• What is expected: Tally the lines in these records that hold the string "очень", and reply with the number alone.
──────── Exercise material ────────
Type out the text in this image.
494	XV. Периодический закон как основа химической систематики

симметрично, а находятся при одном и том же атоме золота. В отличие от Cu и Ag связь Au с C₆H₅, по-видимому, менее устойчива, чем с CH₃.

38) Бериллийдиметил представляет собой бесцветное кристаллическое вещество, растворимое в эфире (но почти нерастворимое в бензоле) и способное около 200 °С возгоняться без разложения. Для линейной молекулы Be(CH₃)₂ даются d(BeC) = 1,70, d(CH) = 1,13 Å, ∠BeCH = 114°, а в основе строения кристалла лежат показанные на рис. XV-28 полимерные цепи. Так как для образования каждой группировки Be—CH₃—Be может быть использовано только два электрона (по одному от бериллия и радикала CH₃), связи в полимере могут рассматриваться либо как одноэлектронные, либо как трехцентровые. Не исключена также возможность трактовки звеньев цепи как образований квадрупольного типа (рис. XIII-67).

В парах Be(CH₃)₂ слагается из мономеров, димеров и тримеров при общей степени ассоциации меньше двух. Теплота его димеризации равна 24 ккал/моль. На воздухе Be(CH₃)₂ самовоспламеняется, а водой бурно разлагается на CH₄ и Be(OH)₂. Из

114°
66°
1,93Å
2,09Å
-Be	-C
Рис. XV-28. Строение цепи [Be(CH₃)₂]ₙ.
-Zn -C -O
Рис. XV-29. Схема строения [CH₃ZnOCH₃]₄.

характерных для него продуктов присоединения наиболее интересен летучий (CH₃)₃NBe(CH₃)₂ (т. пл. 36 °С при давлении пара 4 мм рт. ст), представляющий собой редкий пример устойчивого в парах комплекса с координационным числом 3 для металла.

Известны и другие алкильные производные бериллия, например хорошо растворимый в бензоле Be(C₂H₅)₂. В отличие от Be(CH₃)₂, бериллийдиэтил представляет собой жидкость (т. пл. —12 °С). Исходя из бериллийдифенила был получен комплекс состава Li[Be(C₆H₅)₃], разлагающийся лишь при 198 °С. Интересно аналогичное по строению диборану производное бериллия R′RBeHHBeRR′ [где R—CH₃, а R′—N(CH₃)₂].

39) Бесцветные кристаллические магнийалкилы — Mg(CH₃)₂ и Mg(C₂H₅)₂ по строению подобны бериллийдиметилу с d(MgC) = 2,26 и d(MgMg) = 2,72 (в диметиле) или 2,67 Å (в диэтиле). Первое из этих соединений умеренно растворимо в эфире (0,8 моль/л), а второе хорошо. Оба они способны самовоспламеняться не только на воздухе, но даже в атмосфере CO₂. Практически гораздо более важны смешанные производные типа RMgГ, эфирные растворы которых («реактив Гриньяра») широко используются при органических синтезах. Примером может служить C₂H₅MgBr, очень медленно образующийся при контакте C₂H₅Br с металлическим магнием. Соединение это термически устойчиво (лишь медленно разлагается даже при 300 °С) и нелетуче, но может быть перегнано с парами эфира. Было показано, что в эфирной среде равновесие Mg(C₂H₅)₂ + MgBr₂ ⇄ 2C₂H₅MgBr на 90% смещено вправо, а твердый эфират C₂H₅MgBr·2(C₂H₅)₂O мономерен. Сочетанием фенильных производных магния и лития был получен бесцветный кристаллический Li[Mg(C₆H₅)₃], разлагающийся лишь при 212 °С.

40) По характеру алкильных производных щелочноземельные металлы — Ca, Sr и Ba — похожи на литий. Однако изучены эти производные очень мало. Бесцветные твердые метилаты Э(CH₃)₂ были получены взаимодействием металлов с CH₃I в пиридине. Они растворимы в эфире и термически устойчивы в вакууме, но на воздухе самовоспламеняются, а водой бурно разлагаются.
────────
• Exercise solution: 2